Brief ▸
Scan the entries below and extract each line with the word "transporter" in it.

Dataset rows about figures
== Segment start ==

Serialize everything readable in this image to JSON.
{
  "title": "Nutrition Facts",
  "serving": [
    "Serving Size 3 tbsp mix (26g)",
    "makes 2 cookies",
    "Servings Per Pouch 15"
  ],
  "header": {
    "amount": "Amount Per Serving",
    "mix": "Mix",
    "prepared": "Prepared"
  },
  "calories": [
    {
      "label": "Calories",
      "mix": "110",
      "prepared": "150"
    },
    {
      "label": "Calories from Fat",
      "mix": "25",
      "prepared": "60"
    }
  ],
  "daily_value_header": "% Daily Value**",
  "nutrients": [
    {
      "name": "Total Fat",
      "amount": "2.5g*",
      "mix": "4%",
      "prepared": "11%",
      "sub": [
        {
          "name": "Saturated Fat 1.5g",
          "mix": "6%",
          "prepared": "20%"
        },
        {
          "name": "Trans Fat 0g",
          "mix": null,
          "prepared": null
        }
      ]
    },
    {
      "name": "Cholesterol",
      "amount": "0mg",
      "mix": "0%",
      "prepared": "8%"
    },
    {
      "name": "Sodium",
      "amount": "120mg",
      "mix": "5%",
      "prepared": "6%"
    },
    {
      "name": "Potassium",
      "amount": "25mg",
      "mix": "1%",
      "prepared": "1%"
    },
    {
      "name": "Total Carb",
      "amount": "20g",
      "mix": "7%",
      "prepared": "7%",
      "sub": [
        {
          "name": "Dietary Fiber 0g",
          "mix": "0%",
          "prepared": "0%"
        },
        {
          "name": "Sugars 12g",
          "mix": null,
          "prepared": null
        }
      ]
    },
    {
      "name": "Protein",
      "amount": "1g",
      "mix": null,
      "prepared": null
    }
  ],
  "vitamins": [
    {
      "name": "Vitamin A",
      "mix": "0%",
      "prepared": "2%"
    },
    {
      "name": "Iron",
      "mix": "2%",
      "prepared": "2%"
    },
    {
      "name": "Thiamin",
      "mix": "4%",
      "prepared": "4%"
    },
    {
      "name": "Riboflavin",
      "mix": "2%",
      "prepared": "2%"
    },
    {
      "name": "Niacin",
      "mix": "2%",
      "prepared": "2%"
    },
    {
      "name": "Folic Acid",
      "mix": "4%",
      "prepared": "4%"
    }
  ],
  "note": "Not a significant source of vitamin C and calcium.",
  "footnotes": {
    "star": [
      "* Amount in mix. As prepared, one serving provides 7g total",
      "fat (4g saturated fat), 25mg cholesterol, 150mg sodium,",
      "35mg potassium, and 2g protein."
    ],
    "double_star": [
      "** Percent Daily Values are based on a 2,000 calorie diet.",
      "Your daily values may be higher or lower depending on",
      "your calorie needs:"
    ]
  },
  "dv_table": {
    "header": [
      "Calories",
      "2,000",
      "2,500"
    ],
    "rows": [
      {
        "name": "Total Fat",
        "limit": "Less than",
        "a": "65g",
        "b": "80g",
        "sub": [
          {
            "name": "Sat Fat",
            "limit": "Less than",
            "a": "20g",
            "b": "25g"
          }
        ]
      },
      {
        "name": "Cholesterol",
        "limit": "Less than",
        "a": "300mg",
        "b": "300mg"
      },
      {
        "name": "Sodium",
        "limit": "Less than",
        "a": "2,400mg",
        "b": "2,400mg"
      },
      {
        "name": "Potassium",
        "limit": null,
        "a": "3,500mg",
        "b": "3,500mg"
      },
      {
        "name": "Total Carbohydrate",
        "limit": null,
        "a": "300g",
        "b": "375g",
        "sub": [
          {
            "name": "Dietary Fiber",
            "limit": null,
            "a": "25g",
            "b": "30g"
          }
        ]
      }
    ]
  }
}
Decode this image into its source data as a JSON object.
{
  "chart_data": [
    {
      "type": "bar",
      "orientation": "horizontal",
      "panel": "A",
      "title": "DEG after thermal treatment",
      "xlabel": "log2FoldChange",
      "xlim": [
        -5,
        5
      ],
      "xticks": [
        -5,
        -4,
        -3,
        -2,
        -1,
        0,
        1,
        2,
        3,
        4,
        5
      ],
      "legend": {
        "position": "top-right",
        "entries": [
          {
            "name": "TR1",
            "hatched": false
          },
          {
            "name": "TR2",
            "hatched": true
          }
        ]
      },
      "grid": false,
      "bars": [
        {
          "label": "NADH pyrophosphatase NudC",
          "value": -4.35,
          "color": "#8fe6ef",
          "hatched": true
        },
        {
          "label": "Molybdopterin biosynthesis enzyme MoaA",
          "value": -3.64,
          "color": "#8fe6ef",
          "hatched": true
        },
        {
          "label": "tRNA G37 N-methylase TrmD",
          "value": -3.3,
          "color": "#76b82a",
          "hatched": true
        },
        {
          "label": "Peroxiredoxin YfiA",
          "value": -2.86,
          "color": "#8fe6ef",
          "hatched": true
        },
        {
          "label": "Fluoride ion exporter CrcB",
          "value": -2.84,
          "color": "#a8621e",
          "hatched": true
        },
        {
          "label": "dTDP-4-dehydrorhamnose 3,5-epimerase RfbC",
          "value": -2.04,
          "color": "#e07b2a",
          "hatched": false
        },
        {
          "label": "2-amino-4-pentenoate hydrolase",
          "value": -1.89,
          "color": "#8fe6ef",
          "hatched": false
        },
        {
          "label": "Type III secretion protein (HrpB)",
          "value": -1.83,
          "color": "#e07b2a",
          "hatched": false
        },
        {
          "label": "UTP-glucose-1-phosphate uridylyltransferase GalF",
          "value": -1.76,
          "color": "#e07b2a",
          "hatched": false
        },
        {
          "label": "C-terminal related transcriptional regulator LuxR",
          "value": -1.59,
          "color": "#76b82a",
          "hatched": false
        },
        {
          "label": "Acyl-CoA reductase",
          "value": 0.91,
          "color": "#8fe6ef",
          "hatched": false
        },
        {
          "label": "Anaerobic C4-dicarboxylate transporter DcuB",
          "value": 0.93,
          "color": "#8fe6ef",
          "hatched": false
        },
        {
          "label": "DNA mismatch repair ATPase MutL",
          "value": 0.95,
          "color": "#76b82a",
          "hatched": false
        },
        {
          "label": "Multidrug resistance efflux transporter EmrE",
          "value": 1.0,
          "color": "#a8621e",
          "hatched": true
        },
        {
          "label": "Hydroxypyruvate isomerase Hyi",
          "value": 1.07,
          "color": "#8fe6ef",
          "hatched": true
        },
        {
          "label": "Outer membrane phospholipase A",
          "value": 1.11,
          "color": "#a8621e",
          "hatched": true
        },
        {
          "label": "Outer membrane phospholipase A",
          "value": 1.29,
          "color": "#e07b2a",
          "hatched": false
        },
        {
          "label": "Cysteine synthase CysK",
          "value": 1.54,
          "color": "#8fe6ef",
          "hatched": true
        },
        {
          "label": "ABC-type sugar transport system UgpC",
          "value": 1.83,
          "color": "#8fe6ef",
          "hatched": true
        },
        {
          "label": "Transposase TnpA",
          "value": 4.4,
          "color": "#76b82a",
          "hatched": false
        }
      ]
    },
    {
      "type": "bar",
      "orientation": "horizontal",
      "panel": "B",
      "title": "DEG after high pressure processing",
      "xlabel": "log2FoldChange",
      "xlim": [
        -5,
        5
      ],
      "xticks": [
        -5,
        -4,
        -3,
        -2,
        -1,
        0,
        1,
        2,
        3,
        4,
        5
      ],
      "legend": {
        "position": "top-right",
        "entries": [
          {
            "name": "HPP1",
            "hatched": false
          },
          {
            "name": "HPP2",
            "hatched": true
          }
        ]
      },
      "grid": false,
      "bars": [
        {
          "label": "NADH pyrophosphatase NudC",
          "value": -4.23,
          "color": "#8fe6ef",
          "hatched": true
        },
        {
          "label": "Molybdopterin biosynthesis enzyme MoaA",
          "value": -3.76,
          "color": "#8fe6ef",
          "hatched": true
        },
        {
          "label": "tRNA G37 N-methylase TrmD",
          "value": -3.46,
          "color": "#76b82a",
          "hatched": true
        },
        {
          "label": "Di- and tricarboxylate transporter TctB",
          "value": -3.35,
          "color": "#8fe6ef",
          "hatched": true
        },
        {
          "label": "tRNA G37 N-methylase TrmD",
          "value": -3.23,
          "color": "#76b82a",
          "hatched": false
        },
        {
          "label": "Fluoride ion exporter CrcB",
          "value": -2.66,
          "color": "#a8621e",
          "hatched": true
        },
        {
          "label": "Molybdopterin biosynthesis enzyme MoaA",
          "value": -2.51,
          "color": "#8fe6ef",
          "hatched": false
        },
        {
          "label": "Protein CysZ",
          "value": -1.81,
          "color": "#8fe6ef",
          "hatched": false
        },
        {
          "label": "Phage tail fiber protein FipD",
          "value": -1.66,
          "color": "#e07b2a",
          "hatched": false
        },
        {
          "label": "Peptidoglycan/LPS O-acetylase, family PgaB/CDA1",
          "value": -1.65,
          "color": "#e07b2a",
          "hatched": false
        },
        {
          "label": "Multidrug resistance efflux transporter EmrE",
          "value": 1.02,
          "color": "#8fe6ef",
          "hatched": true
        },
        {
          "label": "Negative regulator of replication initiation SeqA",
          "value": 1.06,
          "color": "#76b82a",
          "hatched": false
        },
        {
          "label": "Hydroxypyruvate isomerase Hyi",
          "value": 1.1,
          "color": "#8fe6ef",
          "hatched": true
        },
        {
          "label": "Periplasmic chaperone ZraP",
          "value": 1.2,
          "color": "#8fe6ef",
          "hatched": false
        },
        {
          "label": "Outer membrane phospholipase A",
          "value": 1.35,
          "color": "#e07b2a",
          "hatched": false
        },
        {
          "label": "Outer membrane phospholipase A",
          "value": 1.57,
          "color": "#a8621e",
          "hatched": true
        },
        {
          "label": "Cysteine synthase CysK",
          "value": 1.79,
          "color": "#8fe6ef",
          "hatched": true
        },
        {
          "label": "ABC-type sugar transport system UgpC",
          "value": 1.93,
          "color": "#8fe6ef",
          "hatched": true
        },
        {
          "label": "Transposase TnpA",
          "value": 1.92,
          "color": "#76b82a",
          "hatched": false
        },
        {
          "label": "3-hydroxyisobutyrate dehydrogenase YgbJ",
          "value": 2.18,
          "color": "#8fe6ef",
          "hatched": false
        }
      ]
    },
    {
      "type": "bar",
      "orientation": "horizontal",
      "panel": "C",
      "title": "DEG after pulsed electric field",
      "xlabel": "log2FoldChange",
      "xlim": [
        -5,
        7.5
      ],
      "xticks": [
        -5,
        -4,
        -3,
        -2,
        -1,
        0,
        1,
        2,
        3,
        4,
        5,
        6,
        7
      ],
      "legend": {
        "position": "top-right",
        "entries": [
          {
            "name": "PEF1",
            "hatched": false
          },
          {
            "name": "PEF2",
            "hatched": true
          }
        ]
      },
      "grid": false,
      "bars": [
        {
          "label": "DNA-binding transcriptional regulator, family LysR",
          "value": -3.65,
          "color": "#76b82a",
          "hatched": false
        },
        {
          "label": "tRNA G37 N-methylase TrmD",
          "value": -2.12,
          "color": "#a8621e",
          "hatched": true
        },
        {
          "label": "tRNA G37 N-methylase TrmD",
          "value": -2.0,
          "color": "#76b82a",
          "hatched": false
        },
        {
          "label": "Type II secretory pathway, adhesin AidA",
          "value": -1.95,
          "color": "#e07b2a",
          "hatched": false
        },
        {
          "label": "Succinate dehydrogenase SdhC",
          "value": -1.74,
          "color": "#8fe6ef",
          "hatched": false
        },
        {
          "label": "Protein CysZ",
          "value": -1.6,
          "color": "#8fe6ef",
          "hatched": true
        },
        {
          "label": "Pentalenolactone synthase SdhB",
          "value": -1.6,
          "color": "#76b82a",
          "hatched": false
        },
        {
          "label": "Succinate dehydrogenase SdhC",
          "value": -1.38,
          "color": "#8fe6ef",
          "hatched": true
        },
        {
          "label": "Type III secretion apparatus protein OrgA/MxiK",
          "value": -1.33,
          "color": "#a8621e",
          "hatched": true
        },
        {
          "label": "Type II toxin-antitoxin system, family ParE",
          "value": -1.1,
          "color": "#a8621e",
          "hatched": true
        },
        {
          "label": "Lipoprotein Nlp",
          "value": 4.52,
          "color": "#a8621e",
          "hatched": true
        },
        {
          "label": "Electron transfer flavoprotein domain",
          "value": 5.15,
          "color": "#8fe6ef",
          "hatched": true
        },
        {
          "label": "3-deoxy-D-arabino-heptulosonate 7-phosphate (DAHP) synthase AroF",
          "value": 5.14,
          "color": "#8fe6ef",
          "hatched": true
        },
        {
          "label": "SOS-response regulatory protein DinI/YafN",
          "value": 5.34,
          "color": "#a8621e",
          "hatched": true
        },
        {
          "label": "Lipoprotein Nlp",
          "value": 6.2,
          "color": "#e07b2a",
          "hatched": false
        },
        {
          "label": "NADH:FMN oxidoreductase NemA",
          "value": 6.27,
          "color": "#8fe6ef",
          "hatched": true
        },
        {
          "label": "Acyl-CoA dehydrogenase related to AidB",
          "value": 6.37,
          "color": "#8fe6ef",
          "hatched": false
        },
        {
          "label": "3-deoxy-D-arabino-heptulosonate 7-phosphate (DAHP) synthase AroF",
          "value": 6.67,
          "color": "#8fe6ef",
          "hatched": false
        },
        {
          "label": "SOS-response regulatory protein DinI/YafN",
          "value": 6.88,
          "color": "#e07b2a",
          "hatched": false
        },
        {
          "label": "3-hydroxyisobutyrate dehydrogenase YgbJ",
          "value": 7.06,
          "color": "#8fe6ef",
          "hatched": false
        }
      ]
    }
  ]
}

== Segment end ==

Result of this task ▸
          "label": "Anaerobic C4-dicarboxylate transporter DcuB",
          "label": "Multidrug resistance efflux transporter EmrE",
          "label": "Di- and tricarboxylate transporter TctB",
          "label": "Multidrug resistance efflux transporter EmrE",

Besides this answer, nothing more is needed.